» PROBLEM REQUIREMENTS:
Your job is to restate each entry word for word.
---- RECORD EXCERPTS
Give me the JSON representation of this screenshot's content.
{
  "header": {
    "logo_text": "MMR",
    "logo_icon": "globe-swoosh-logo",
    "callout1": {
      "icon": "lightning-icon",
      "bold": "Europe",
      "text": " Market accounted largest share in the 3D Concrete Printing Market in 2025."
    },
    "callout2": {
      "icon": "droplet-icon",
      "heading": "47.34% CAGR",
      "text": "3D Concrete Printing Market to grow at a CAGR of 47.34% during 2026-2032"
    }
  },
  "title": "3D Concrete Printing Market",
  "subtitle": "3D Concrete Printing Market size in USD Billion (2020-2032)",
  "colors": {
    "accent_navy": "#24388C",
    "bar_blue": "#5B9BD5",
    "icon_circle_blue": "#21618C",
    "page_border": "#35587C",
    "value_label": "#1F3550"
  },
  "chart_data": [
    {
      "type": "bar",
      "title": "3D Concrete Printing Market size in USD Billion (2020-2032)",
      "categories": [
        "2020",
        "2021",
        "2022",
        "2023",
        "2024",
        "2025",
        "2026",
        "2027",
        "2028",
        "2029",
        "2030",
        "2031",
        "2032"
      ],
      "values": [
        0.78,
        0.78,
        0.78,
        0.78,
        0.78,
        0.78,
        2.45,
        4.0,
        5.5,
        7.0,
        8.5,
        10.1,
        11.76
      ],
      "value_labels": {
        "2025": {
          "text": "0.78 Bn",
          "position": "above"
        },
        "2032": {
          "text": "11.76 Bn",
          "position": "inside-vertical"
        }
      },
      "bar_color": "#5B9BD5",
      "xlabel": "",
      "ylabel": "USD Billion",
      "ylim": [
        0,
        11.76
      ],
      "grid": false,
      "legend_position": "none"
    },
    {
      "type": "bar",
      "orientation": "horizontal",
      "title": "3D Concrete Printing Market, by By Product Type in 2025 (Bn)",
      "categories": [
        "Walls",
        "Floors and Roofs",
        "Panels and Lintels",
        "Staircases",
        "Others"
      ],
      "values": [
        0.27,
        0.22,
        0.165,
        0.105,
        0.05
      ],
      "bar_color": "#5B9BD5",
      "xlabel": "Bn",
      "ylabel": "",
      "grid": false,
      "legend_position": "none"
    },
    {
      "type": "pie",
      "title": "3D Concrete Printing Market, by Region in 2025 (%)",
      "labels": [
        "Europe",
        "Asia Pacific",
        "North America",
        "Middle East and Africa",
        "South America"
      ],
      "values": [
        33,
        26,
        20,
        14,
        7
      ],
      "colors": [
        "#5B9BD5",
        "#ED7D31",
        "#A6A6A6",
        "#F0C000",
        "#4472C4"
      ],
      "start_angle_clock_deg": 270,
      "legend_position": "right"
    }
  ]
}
--------
» COMPLETE ANSWER:
Give me the JSON representation of this screenshot's content.
{
  "header": {
    "logo_text": "MMR",
    "logo_icon": "globe-swoosh-logo",
    "callout1": {
      "icon": "lightning-icon",
      "bold": "Europe",
      "text": " Market accounted largest share in the 3D Concrete Printing Market in 2025."
    },
    "callout2": {
      "icon": "droplet-icon",
      "heading": "47.34% CAGR",
      "text": "3D Concrete Printing Market to grow at a CAGR of 47.34% during 2026-2032"
    }
  },
  "title": "3D Concrete Printing Market",
  "subtitle": "3D Concrete Printing Market size in USD Billion (2020-2032)",
  "colors": {
    "accent_navy": "#24388C",
    "bar_blue": "#5B9BD5",
    "icon_circle_blue": "#21618C",
    "page_border": "#35587C",
    "value_label": "#1F3550"
  },
  "chart_data": [
    {
      "type": "bar",
      "title": "3D Concrete Printing Market size in USD Billion (2020-2032)",
      "categories": [
        "2020",
        "2021",
        "2022",
        "2023",
        "2024",
        "2025",
        "2026",
        "2027",
        "2028",
        "2029",
        "2030",
        "2031",
        "2032"
      ],
      "values": [
        0.78,
        0.78,
        0.78,
        0.78,
        0.78,
        0.78,
        2.45,
        4.0,
        5.5,
        7.0,
        8.5,
        10.1,
        11.76
      ],
      "value_labels": {
        "2025": {
          "text": "0.78 Bn",
          "position": "above"
        },
        "2032": {
          "text": "11.76 Bn",
          "position": "inside-vertical"
        }
      },
      "bar_color": "#5B9BD5",
      "xlabel": "",
      "ylabel": "USD Billion",
      "ylim": [
        0,
        11.76
      ],
      "grid": false,
      "legend_position": "none"
    },
    {
      "type": "bar",
      "orientation": "horizontal",
      "title": "3D Concrete Printing Market, by By Product Type in 2025 (Bn)",
      "categories": [
        "Walls",
        "Floors and Roofs",
        "Panels and Lintels",
        "Staircases",
        "Others"
      ],
      "values": [
        0.27,
        0.22,
        0.165,
        0.105,
        0.05
      ],
      "bar_color": "#5B9BD5",
      "xlabel": "Bn",
      "ylabel": "",
      "grid": false,
      "legend_position": "none"
    },
    {
      "type": "pie",
      "title": "3D Concrete Printing Market, by Region in 2025 (%)",
      "labels": [
        "Europe",
        "Asia Pacific",
        "North America",
        "Middle East and Africa",
        "South America"
      ],
      "values": [
        33,
        26,
        20,
        14,
        7
      ],
      "colors": [
        "#5B9BD5",
        "#ED7D31",
        "#A6A6A6",
        "#F0C000",
        "#4472C4"
      ],
      "start_angle_clock_deg": 270,
      "legend_position": "right"
    }
  ]
}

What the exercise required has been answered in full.